* **TASK DIRECTIONS**: Find the lines holding the string "taken" in the data, then copy all of them.

* **DATA EXCERPTS**:
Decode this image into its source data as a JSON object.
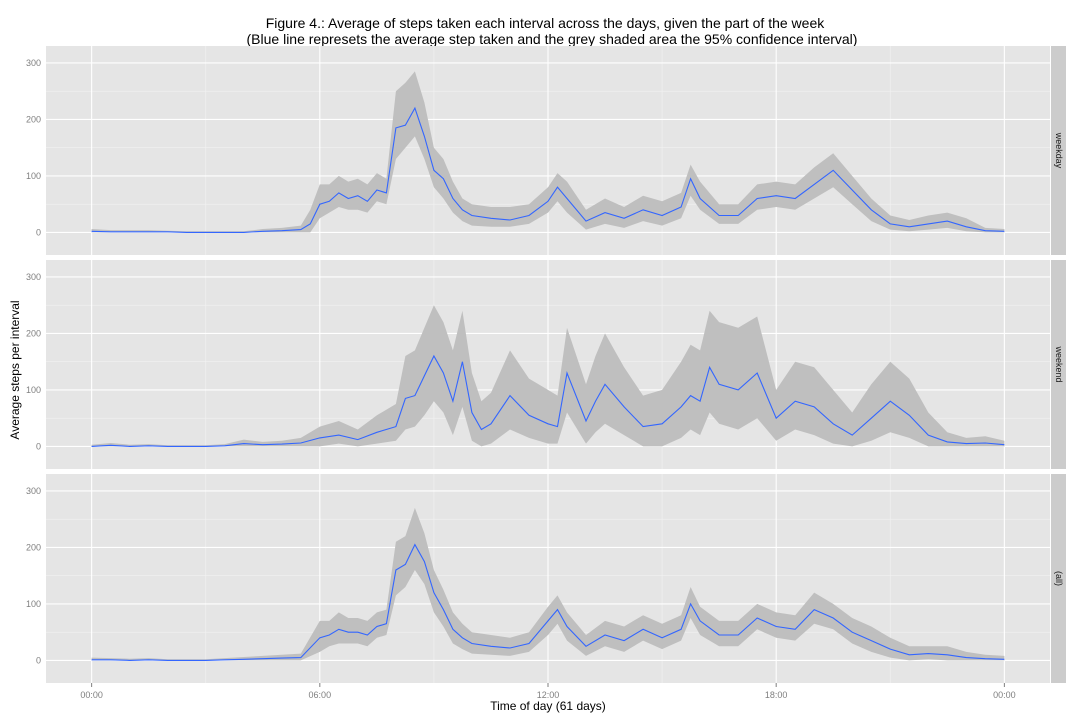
{
  "title_line1": "Figure 4.: Average of steps taken each interval across the days, given the part of the week",
  "title_line2": "(Blue line represets the average step taken and the grey shaded area the 95% confidence interval)",
  "chart_data": {
    "type": "line",
    "xlabel": "Time of day (61 days)",
    "ylabel": "Average steps per interval",
    "x_ticks": [
      "00:00",
      "06:00",
      "12:00",
      "18:00",
      "00:00"
    ],
    "x_tick_hours": [
      0,
      6,
      12,
      18,
      24
    ],
    "xlim_hours": [
      -1.2,
      25.2
    ],
    "y_ticks": [
      0,
      100,
      200,
      300
    ],
    "ylim": [
      -40,
      330
    ],
    "grid": true,
    "colors": {
      "line": "#3366FF",
      "ribbon": "#BFBFBF",
      "panel": "#E5E5E5",
      "strip": "#CCCCCC",
      "grid": "#FFFFFF"
    },
    "panels": [
      {
        "strip": "weekday",
        "hours": [
          0,
          0.5,
          1,
          1.5,
          2,
          2.5,
          3,
          3.5,
          4,
          4.5,
          5,
          5.5,
          5.75,
          6,
          6.25,
          6.5,
          6.75,
          7,
          7.25,
          7.5,
          7.75,
          8,
          8.25,
          8.5,
          8.75,
          9,
          9.25,
          9.5,
          9.75,
          10,
          10.5,
          11,
          11.5,
          12,
          12.25,
          12.5,
          13,
          13.5,
          14,
          14.5,
          15,
          15.5,
          15.75,
          16,
          16.5,
          17,
          17.5,
          18,
          18.5,
          19,
          19.5,
          20,
          20.5,
          21,
          21.5,
          22,
          22.5,
          23,
          23.5,
          24
        ],
        "mean": [
          2,
          1,
          1,
          1,
          1,
          0,
          0,
          0,
          0,
          2,
          3,
          5,
          15,
          50,
          55,
          70,
          60,
          65,
          55,
          75,
          70,
          185,
          190,
          220,
          170,
          110,
          95,
          60,
          40,
          30,
          25,
          22,
          30,
          55,
          80,
          60,
          20,
          35,
          25,
          40,
          30,
          45,
          95,
          60,
          30,
          30,
          60,
          65,
          60,
          85,
          110,
          75,
          40,
          15,
          10,
          15,
          20,
          10,
          3,
          2
        ],
        "lower": [
          0,
          0,
          0,
          0,
          0,
          0,
          0,
          0,
          0,
          0,
          0,
          0,
          0,
          25,
          35,
          45,
          40,
          40,
          35,
          55,
          50,
          130,
          150,
          170,
          130,
          80,
          60,
          35,
          20,
          12,
          10,
          10,
          15,
          35,
          55,
          35,
          5,
          15,
          8,
          20,
          12,
          25,
          65,
          40,
          15,
          15,
          40,
          45,
          40,
          60,
          80,
          50,
          20,
          5,
          2,
          5,
          8,
          2,
          0,
          0
        ],
        "upper": [
          6,
          4,
          4,
          4,
          3,
          2,
          2,
          2,
          2,
          6,
          8,
          12,
          40,
          85,
          85,
          100,
          90,
          95,
          85,
          105,
          95,
          250,
          265,
          285,
          230,
          150,
          130,
          90,
          60,
          50,
          45,
          45,
          50,
          80,
          105,
          90,
          40,
          60,
          45,
          65,
          55,
          70,
          120,
          90,
          50,
          50,
          85,
          90,
          85,
          115,
          140,
          100,
          60,
          30,
          22,
          30,
          35,
          25,
          8,
          6
        ]
      },
      {
        "strip": "weekend",
        "hours": [
          0,
          0.5,
          1,
          1.5,
          2,
          2.5,
          3,
          3.5,
          4,
          4.5,
          5,
          5.5,
          6,
          6.5,
          7,
          7.5,
          8,
          8.25,
          8.5,
          8.75,
          9,
          9.25,
          9.5,
          9.75,
          10,
          10.25,
          10.5,
          11,
          11.5,
          12,
          12.25,
          12.5,
          13,
          13.25,
          13.5,
          14,
          14.5,
          15,
          15.5,
          15.75,
          16,
          16.25,
          16.5,
          17,
          17.5,
          18,
          18.5,
          19,
          19.5,
          20,
          20.5,
          21,
          21.5,
          22,
          22.5,
          23,
          23.5,
          24
        ],
        "mean": [
          0,
          2,
          0,
          1,
          0,
          0,
          0,
          1,
          5,
          3,
          4,
          6,
          15,
          20,
          12,
          25,
          35,
          85,
          90,
          125,
          160,
          130,
          80,
          150,
          60,
          30,
          40,
          90,
          55,
          40,
          35,
          130,
          45,
          80,
          110,
          70,
          35,
          40,
          70,
          90,
          80,
          140,
          110,
          100,
          130,
          50,
          80,
          70,
          40,
          20,
          50,
          80,
          55,
          20,
          8,
          5,
          6,
          3
        ],
        "lower": [
          0,
          0,
          0,
          0,
          0,
          0,
          0,
          0,
          0,
          0,
          0,
          0,
          0,
          5,
          0,
          5,
          10,
          30,
          35,
          55,
          80,
          60,
          20,
          70,
          10,
          0,
          5,
          30,
          15,
          5,
          5,
          60,
          5,
          25,
          40,
          20,
          0,
          0,
          15,
          30,
          20,
          60,
          40,
          30,
          50,
          10,
          30,
          20,
          5,
          0,
          10,
          25,
          15,
          0,
          0,
          0,
          0,
          0
        ],
        "upper": [
          3,
          6,
          3,
          4,
          2,
          2,
          2,
          4,
          12,
          8,
          10,
          15,
          35,
          45,
          30,
          55,
          75,
          160,
          170,
          210,
          250,
          220,
          170,
          240,
          130,
          80,
          95,
          170,
          120,
          100,
          90,
          210,
          110,
          160,
          200,
          140,
          90,
          100,
          150,
          180,
          170,
          240,
          220,
          210,
          230,
          100,
          150,
          140,
          100,
          60,
          110,
          150,
          120,
          60,
          25,
          15,
          18,
          10
        ]
      },
      {
        "strip": "(all)",
        "hours": [
          0,
          0.5,
          1,
          1.5,
          2,
          2.5,
          3,
          3.5,
          4,
          4.5,
          5,
          5.5,
          6,
          6.25,
          6.5,
          6.75,
          7,
          7.25,
          7.5,
          7.75,
          8,
          8.25,
          8.5,
          8.75,
          9,
          9.25,
          9.5,
          9.75,
          10,
          10.5,
          11,
          11.5,
          12,
          12.25,
          12.5,
          13,
          13.5,
          14,
          14.5,
          15,
          15.5,
          15.75,
          16,
          16.5,
          17,
          17.5,
          18,
          18.5,
          19,
          19.5,
          20,
          20.5,
          21,
          21.5,
          22,
          22.5,
          23,
          23.5,
          24
        ],
        "mean": [
          1,
          1,
          0,
          1,
          0,
          0,
          0,
          1,
          2,
          3,
          4,
          5,
          40,
          45,
          55,
          50,
          50,
          45,
          60,
          65,
          160,
          170,
          205,
          175,
          120,
          90,
          55,
          40,
          30,
          25,
          22,
          30,
          70,
          90,
          60,
          25,
          45,
          35,
          55,
          40,
          55,
          100,
          70,
          45,
          45,
          75,
          60,
          55,
          90,
          75,
          50,
          35,
          20,
          10,
          12,
          10,
          5,
          3,
          2
        ],
        "lower": [
          0,
          0,
          0,
          0,
          0,
          0,
          0,
          0,
          0,
          0,
          0,
          0,
          15,
          25,
          30,
          30,
          30,
          25,
          40,
          45,
          115,
          130,
          160,
          135,
          85,
          60,
          30,
          20,
          12,
          10,
          8,
          15,
          45,
          65,
          35,
          8,
          25,
          15,
          35,
          20,
          35,
          75,
          45,
          25,
          25,
          55,
          40,
          35,
          65,
          55,
          30,
          15,
          5,
          0,
          2,
          0,
          0,
          0,
          0
        ],
        "upper": [
          5,
          4,
          3,
          4,
          2,
          2,
          2,
          4,
          6,
          8,
          10,
          12,
          70,
          70,
          85,
          75,
          75,
          70,
          85,
          90,
          210,
          220,
          270,
          225,
          160,
          125,
          85,
          65,
          50,
          45,
          40,
          50,
          95,
          115,
          85,
          45,
          70,
          60,
          80,
          65,
          80,
          130,
          95,
          70,
          70,
          100,
          85,
          80,
          120,
          100,
          75,
          60,
          40,
          25,
          25,
          25,
          15,
          10,
          8
        ]
      }
    ]
  }
}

* **CORRECT ANSWER**:
  "title_line1": "Figure 4.: Average of steps taken each interval across the days, given the part of the week",
  "title_line2": "(Blue line represets the average step taken and the grey shaded area the 95% confidence interval)",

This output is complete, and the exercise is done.